Collected data entries:
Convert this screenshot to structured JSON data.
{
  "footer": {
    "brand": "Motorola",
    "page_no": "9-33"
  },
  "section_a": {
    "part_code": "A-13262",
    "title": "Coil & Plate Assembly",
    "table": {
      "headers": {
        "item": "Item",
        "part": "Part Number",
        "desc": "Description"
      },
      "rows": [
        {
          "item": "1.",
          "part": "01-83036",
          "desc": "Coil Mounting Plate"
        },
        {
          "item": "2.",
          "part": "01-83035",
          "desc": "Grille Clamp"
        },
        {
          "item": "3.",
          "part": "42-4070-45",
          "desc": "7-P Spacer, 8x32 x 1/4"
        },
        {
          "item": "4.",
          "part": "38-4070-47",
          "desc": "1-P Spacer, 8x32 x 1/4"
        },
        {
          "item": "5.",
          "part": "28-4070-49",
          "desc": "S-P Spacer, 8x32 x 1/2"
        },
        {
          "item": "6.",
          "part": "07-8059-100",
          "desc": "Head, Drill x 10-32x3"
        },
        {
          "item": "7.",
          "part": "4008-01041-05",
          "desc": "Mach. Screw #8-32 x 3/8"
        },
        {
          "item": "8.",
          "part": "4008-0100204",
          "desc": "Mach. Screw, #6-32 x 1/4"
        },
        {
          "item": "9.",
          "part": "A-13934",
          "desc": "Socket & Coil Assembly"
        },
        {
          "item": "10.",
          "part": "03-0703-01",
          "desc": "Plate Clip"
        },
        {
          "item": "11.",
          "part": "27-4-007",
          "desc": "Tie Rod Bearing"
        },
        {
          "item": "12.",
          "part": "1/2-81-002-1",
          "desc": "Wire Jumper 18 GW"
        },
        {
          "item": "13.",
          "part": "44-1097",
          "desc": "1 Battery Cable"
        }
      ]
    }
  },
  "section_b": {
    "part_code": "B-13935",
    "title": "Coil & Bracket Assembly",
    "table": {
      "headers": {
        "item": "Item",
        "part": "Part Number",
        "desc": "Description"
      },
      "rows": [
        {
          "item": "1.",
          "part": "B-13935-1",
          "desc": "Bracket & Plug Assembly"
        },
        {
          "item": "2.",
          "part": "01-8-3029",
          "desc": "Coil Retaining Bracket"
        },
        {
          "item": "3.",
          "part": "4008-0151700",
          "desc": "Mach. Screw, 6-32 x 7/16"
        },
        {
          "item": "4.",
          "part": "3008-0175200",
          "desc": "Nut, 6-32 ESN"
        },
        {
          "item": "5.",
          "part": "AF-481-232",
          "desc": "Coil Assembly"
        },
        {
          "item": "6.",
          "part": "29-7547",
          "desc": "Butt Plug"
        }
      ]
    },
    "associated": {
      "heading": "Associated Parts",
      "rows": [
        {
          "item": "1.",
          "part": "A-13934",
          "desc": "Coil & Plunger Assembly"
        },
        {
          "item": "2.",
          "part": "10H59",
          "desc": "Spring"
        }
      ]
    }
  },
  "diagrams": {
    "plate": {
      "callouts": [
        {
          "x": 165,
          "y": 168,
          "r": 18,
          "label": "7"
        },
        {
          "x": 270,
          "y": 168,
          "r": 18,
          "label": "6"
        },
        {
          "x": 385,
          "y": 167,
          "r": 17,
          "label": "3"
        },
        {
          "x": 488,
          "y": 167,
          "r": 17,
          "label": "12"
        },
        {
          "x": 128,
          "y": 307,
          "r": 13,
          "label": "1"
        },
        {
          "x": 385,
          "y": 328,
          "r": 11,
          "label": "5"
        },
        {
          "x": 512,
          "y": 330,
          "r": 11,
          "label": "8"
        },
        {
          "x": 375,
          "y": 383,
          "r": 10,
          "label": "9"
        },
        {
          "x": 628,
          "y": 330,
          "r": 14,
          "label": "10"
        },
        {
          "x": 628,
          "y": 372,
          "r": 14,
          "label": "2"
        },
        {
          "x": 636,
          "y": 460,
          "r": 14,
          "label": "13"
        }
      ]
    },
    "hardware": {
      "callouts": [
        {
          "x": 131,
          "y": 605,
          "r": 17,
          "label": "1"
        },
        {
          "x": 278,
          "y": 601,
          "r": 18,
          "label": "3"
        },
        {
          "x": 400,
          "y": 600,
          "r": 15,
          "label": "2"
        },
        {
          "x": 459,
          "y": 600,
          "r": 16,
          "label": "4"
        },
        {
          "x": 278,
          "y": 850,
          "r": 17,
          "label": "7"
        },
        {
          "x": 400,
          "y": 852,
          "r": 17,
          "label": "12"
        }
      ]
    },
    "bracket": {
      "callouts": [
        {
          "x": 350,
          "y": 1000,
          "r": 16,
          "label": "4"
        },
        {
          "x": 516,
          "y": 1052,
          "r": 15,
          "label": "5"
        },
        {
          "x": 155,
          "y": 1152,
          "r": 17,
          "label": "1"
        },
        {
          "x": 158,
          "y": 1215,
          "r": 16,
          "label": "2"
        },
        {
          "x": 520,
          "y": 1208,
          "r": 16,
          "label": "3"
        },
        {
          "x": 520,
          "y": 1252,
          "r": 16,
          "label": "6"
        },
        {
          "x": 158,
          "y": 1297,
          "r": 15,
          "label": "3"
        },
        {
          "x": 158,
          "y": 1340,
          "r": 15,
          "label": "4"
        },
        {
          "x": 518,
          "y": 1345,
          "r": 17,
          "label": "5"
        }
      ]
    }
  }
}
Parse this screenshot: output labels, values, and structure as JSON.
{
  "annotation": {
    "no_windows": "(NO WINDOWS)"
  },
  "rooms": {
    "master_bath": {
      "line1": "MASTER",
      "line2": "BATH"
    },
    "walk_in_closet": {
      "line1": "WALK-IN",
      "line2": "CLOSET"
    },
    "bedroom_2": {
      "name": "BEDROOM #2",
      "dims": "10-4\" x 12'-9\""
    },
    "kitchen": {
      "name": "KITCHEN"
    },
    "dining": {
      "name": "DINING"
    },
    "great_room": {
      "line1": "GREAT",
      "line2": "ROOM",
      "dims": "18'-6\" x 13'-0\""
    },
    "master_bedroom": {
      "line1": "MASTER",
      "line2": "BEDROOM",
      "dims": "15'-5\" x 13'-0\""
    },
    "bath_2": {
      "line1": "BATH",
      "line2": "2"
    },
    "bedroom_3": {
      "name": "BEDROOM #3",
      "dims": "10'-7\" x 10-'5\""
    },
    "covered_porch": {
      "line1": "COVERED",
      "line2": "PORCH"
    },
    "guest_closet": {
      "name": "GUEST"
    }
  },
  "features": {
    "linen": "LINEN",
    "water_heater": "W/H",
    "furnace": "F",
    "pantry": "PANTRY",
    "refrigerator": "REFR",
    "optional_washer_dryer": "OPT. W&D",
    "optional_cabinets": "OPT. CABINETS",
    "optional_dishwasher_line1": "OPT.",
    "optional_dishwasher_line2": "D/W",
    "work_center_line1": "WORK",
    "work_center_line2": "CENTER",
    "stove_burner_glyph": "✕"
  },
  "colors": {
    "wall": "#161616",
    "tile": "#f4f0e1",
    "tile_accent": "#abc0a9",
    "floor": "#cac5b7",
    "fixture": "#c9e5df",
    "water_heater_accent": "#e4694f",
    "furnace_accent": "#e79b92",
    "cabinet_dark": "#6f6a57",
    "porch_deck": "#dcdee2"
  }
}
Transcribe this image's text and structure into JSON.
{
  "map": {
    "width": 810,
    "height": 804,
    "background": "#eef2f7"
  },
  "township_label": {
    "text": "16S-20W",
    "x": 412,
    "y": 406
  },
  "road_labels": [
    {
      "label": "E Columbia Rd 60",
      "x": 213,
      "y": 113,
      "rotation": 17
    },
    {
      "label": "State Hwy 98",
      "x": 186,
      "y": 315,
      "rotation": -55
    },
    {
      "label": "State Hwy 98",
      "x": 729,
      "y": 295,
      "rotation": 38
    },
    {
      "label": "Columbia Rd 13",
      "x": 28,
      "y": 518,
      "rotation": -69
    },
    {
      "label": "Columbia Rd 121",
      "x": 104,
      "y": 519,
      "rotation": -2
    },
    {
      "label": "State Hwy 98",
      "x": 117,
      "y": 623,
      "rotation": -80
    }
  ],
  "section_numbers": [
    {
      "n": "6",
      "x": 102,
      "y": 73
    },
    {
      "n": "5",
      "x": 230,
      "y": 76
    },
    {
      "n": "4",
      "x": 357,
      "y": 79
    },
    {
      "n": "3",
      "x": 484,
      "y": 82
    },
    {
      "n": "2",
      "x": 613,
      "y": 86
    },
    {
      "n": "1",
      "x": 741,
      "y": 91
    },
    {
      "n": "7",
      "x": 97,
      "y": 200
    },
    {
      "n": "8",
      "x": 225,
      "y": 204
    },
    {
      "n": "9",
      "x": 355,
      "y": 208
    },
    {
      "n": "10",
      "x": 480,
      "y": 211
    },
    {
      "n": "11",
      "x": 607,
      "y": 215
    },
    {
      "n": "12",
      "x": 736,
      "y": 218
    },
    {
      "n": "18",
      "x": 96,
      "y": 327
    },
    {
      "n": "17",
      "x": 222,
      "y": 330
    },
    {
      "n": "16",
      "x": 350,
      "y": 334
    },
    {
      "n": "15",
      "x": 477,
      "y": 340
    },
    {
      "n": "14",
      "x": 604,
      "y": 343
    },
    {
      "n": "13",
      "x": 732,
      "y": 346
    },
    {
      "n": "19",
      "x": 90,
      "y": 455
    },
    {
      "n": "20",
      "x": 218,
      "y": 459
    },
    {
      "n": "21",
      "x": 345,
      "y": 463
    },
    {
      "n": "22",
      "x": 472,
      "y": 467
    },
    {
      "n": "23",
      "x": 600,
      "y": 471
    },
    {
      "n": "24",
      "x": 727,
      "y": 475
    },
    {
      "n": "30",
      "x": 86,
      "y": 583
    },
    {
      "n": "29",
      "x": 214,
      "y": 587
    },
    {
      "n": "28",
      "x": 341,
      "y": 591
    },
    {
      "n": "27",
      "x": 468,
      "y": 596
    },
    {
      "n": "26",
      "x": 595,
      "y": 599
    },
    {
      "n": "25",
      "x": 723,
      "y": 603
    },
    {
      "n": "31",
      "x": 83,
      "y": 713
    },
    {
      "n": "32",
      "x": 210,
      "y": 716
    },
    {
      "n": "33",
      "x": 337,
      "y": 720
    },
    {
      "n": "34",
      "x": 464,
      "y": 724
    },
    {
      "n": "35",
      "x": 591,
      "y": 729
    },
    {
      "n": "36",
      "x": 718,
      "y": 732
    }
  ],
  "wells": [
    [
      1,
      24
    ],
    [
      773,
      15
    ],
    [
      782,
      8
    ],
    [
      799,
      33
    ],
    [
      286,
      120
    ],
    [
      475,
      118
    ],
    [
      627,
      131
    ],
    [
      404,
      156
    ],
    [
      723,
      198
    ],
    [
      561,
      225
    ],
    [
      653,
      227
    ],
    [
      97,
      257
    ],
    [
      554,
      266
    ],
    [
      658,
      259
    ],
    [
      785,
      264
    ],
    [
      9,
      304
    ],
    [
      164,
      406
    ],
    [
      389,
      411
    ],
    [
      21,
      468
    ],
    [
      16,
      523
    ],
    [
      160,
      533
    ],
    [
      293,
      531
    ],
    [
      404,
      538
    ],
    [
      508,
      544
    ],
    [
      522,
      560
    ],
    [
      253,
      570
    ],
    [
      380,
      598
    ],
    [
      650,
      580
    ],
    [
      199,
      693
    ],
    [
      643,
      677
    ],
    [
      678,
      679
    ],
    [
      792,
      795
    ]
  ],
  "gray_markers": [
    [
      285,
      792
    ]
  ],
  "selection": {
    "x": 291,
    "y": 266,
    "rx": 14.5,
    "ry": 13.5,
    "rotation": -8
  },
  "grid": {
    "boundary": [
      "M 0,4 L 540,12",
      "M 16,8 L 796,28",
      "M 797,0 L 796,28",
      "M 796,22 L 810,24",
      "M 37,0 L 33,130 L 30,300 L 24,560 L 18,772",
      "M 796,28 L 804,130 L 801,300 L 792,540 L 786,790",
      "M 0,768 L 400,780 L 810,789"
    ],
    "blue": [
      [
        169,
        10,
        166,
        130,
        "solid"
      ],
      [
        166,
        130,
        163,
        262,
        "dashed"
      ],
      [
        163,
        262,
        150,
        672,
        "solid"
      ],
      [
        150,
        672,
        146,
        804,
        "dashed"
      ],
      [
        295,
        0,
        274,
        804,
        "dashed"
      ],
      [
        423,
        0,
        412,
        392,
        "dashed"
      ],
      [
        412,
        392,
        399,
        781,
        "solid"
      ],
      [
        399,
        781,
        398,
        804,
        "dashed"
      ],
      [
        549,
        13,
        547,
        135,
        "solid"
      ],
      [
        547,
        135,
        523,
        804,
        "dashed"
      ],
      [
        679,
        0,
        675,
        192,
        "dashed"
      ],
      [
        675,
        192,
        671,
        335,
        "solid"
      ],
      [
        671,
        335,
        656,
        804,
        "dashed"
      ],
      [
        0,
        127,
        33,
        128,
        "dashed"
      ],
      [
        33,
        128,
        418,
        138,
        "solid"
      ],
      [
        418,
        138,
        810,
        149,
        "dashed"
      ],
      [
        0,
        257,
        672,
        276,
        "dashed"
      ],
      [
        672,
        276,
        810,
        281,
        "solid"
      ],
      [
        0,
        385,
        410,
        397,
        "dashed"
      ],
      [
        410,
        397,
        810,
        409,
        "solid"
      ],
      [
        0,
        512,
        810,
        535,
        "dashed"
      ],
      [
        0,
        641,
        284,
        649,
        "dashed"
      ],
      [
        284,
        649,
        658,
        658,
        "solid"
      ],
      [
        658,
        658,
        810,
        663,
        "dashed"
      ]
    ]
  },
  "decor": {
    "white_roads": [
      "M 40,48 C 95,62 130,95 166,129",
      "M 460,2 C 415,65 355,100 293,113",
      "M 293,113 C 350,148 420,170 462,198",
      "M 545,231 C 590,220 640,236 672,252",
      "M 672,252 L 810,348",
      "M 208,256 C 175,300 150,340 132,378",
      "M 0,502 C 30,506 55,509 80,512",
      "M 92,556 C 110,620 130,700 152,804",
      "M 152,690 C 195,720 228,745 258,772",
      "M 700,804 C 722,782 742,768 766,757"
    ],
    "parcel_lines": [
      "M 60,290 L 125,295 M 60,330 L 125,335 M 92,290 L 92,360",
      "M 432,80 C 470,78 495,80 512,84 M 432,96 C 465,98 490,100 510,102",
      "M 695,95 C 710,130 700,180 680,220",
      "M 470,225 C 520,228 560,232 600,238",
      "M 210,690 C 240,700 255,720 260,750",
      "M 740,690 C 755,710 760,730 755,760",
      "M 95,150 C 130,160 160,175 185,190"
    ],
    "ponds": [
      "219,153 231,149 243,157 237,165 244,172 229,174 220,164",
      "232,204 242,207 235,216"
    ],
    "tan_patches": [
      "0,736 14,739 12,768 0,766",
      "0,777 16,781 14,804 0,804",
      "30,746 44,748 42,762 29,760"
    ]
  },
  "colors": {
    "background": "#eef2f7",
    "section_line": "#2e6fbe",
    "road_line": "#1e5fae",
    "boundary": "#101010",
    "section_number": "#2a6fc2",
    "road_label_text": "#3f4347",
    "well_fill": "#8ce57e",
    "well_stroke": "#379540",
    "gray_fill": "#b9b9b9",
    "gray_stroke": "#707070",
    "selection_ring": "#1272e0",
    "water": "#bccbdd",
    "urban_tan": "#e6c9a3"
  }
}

Task description: Copy out every line holding the string "Spacer".

Solution to the exercise:
          "desc": "7-P Spacer, 8x32 x 1/4"
          "desc": "1-P Spacer, 8x32 x 1/4"
          "desc": "S-P Spacer, 8x32 x 1/2"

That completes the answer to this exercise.